**EXTRACTED RECORDS**
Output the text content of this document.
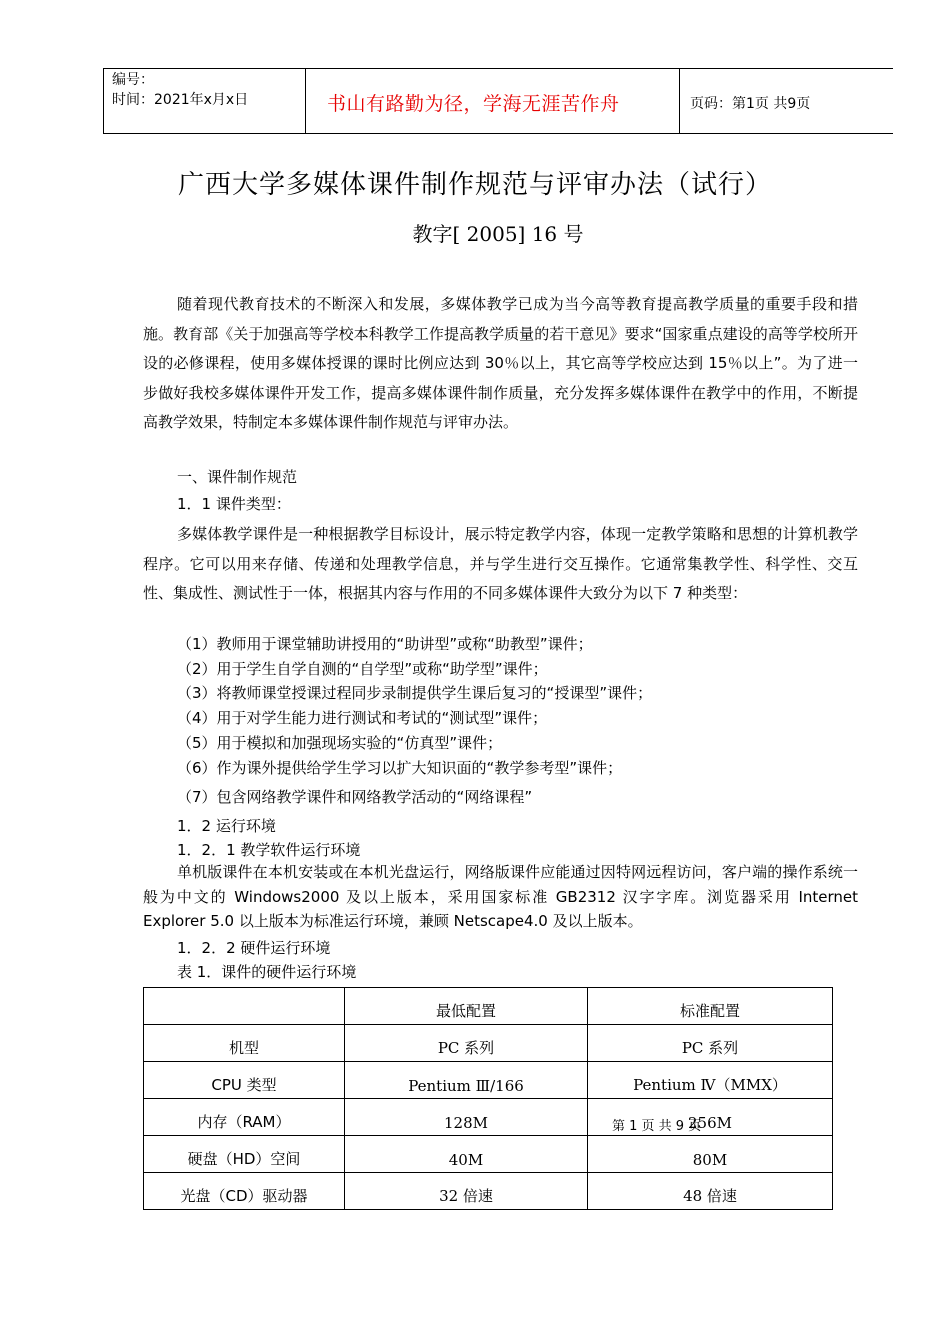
编号：
时间：2021年x月x日	书山有路勤为径，学海无涯苦作舟	页码：第1页 共9页
广西大学多媒体课件制作规范与评审办法（试行）
教字[ 2005] 16 号
随着现代教育技术的不断深入和发展，多媒体教学已成为当今高等教育提高教学质量的重要手段和措施。教育部《关于加强高等学校本科教学工作提高教学质量的若干意见》要求“国家重点建设的高等学校所开设的必修课程，使用多媒体授课的课时比例应达到 30％以上，其它高等学校应达到 15％以上”。为了进一步做好我校多媒体课件开发工作，提高多媒体课件制作质量，充分发挥多媒体课件在教学中的作用，不断提高教学效果，特制定本多媒体课件制作规范与评审办法。
一、课件制作规范
1．1 课件类型：
多媒体教学课件是一种根据教学目标设计，展示特定教学内容，体现一定教学策略和思想的计算机教学程序。它可以用来存储、传递和处理教学信息，并与学生进行交互操作。它通常集教学性、科学性、交互性、集成性、测试性于一体，根据其内容与作用的不同多媒体课件大致分为以下 7 种类型：
（1）教师用于课堂辅助讲授用的“助讲型”或称“助教型”课件；
（2）用于学生自学自测的“自学型”或称“助学型”课件；
（3）将教师课堂授课过程同步录制提供学生课后复习的“授课型”课件；
（4）用于对学生能力进行测试和考试的“测试型”课件；
（5）用于模拟和加强现场实验的“仿真型”课件；
（6）作为课外提供给学生学习以扩大知识面的“教学参考型”课件；
（7）包含网络教学课件和网络教学活动的“网络课程”
1．2 运行环境
1．2．1 教学软件运行环境
单机版课件在本机安装或在本机光盘运行，网络版课件应能通过因特网远程访问，客户端的操作系统一般为中文的 Windows2000 及以上版本，采用国家标准 GB2312 汉字字库。浏览器采用 Internet Explorer 5.0 以上版本为标准运行环境，兼顾 Netscape4.0 及以上版本。
1．2．2 硬件运行环境
表 1．课件的硬件运行环境
	最低配置	标准配置
机型	PC 系列	PC 系列
CPU 类型	Pentium Ⅲ/166	Pentium Ⅳ（MMX）
内存（RAM）	128M	256M
硬盘（HD）空间	40M	80M
光盘（CD）驱动器	32 倍速	48 倍速
第 1 页 共 9 页
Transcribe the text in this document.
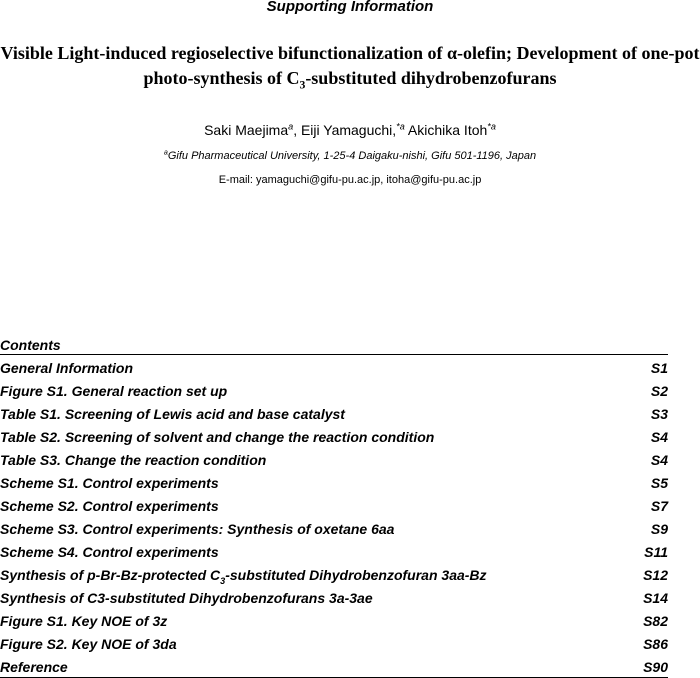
Supporting Information
Visible Light-induced regioselective bifunctionalization of α-olefin; Development of one-pot
photo-synthesis of $C_3$-substituted dihydrobenzofurans
Saki Maejima$^a$, Eiji Yamaguchi,$^{*a}$ Akichika Itoh$^{*a}$
$^a$Gifu Pharmaceutical University, 1-25-4 Daigaku-nishi, Gifu 501-1196, Japan
E-mail: yamaguchi@gifu-pu.ac.jp, itoha@gifu-pu.ac.jp
Contents
General Information	S1
Figure S1. General reaction set up	S2
Table S1. Screening of Lewis acid and base catalyst	S3
Table S2. Screening of solvent and change the reaction condition	S4
Table S3. Change the reaction condition	S4
Scheme S1. Control experiments	S5
Scheme S2. Control experiments	S7
Scheme S3. Control experiments: Synthesis of oxetane 6aa	S9
Scheme S4. Control experiments	S11
Synthesis of p-Br-Bz-protected $C_3$-substituted Dihydrobenzofuran 3aa-Bz	S12
Synthesis of C3-substituted Dihydrobenzofurans 3a-3ae	S14
Figure S1. Key NOE of 3z	S82
Figure S2. Key NOE of 3da	S86
Reference	S90
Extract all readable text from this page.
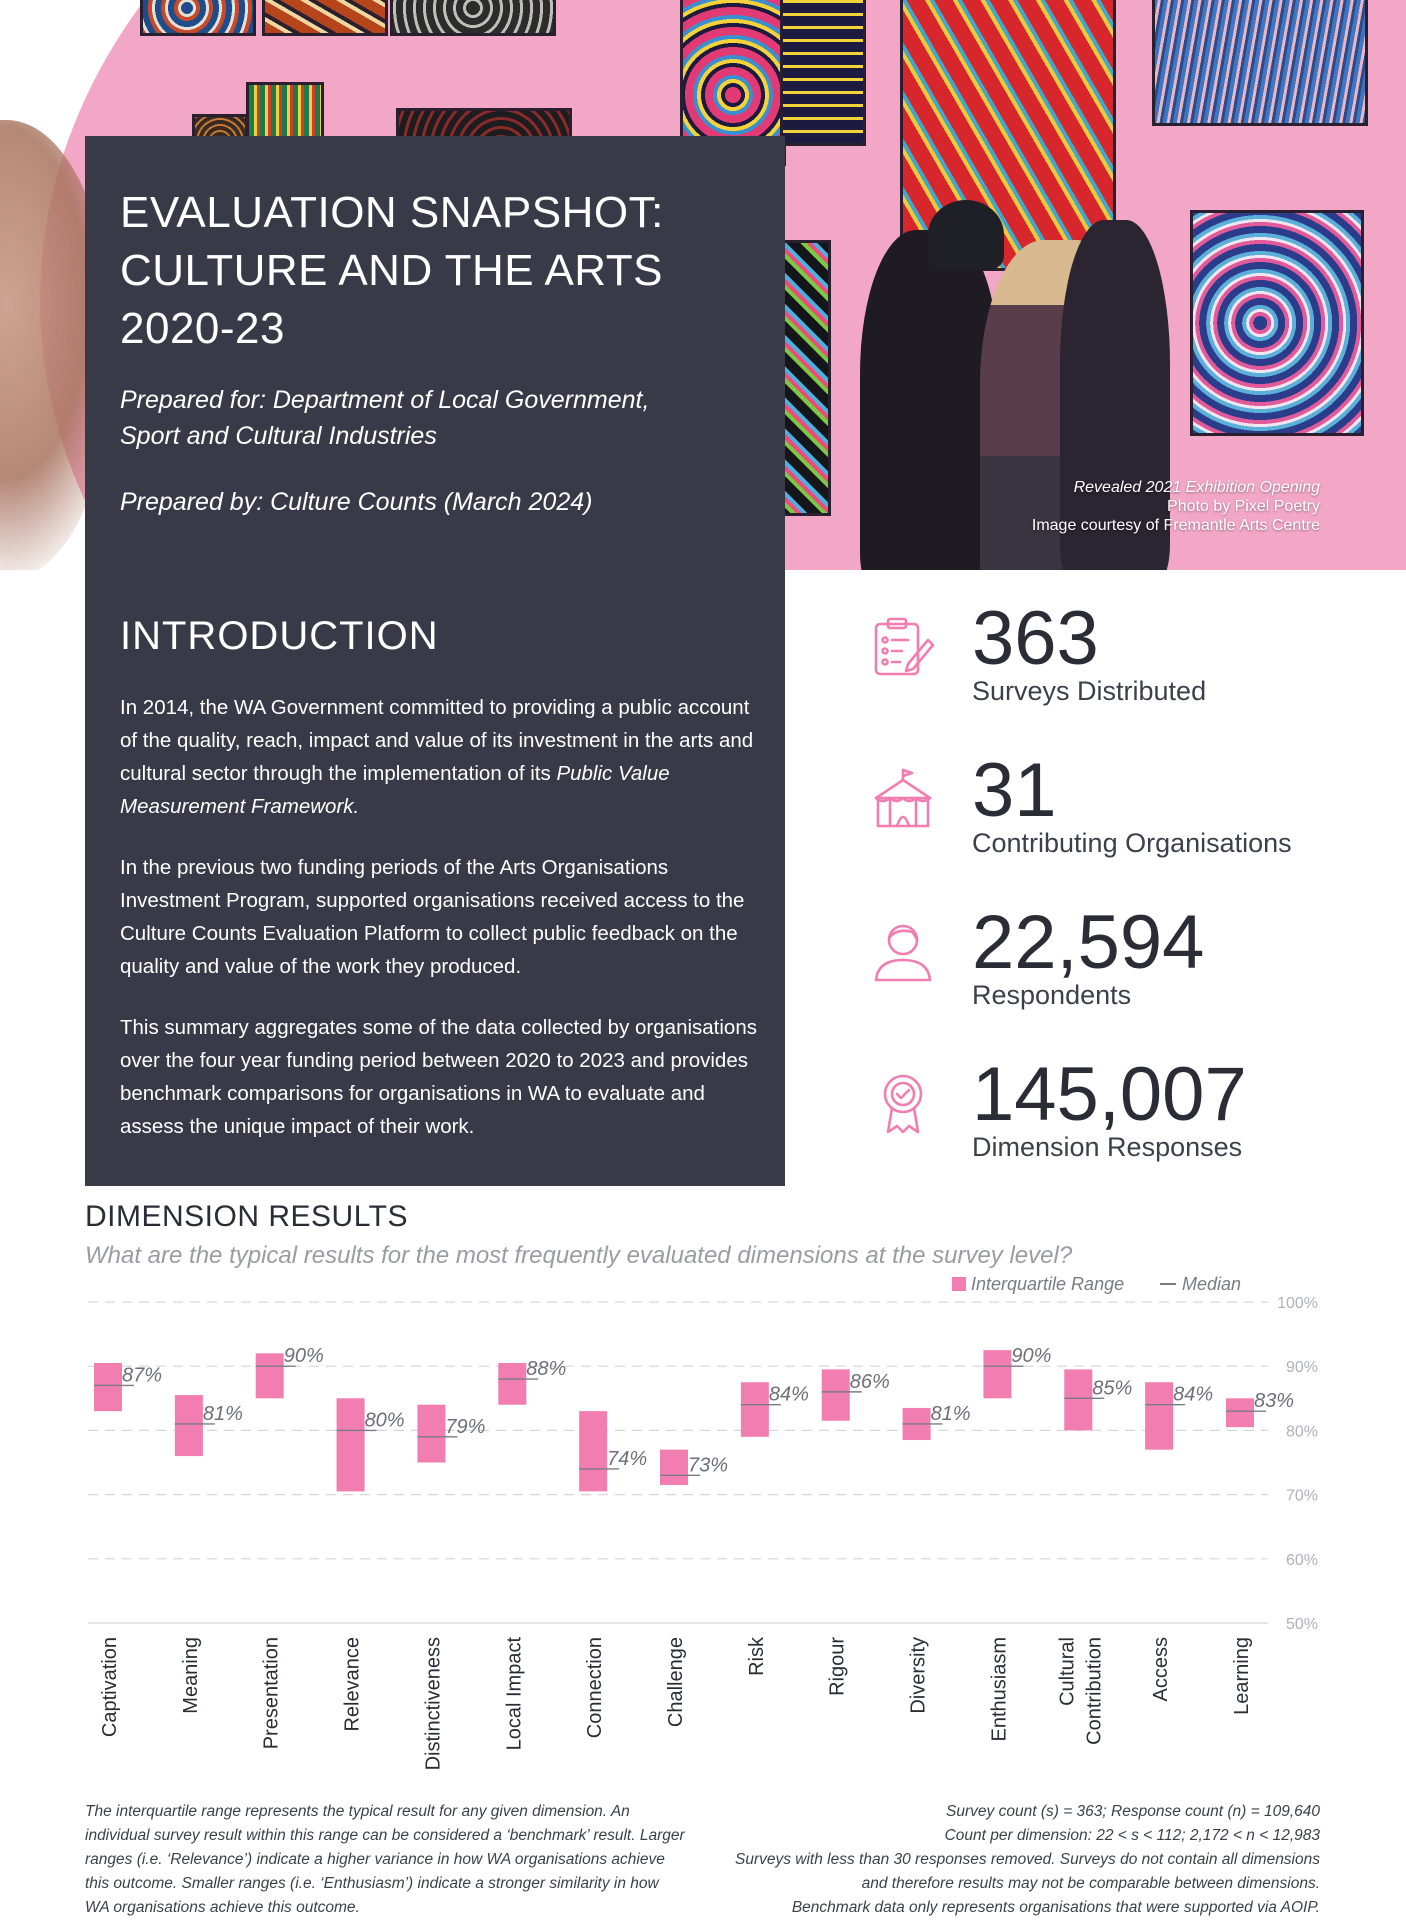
Revealed 2021 Exhibition Opening
Photo by Pixel Poetry
Image courtesy of Fremantle Arts Centre
EVALUATION SNAPSHOT:
CULTURE AND THE ARTS
2020-23
Prepared for: Department of Local Government,
Sport and Cultural Industries
Prepared by: Culture Counts (March 2024)
INTRODUCTION
In 2014, the WA Government committed to providing a public account of the quality, reach, impact and value of its investment in the arts and cultural sector through the implementation of its Public Value Measurement Framework.
In the previous two funding periods of the Arts Organisations Investment Program, supported organisations received access to the Culture Counts Evaluation Platform to collect public feedback on the quality and value of the work they produced.
This summary aggregates some of the data collected by organisations over the four year funding period between 2020 to 2023 and provides benchmark comparisons for organisations in WA to evaluate and assess the unique impact of their work.
363
Surveys Distributed
31
Contributing Organisations
22,594
Respondents
145,007
Dimension Responses
DIMENSION RESULTS
What are the typical results for the most frequently evaluated dimensions at the survey level?
Interquartile Range	Median
100%
90%
80%
70%
60%
50%
87%
Captivation
81%
Meaning
90%
Presentation
80%
Relevance
79%
Distinctiveness
88%
Local Impact
74%
Connection
73%
Challenge
84%
Risk
86%
Rigour
81%
Diversity
90%
Enthusiasm
85%
Cultural Contribution
84%
Access
83%
Learning
The interquartile range represents the typical result for any given dimension. An individual survey result within this range can be considered a ‘benchmark’ result. Larger ranges (i.e. ‘Relevance’) indicate a higher variance in how WA organisations achieve this outcome. Smaller ranges (i.e. ‘Enthusiasm’) indicate a stronger similarity in how WA organisations achieve this outcome.
Survey count (s) = 363; Response count (n) = 109,640
Count per dimension: 22 < s < 112; 2,172 < n < 12,983
Surveys with less than 30 responses removed. Surveys do not contain all dimensions
and therefore results may not be comparable between dimensions.
Benchmark data only represents organisations that were supported via AOIP.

**WHAT YOU SHOULD DO**
Tell how many lines in the material contain the word "Government". Only the number is wanted.

**WRITTEN SOLUTION**
2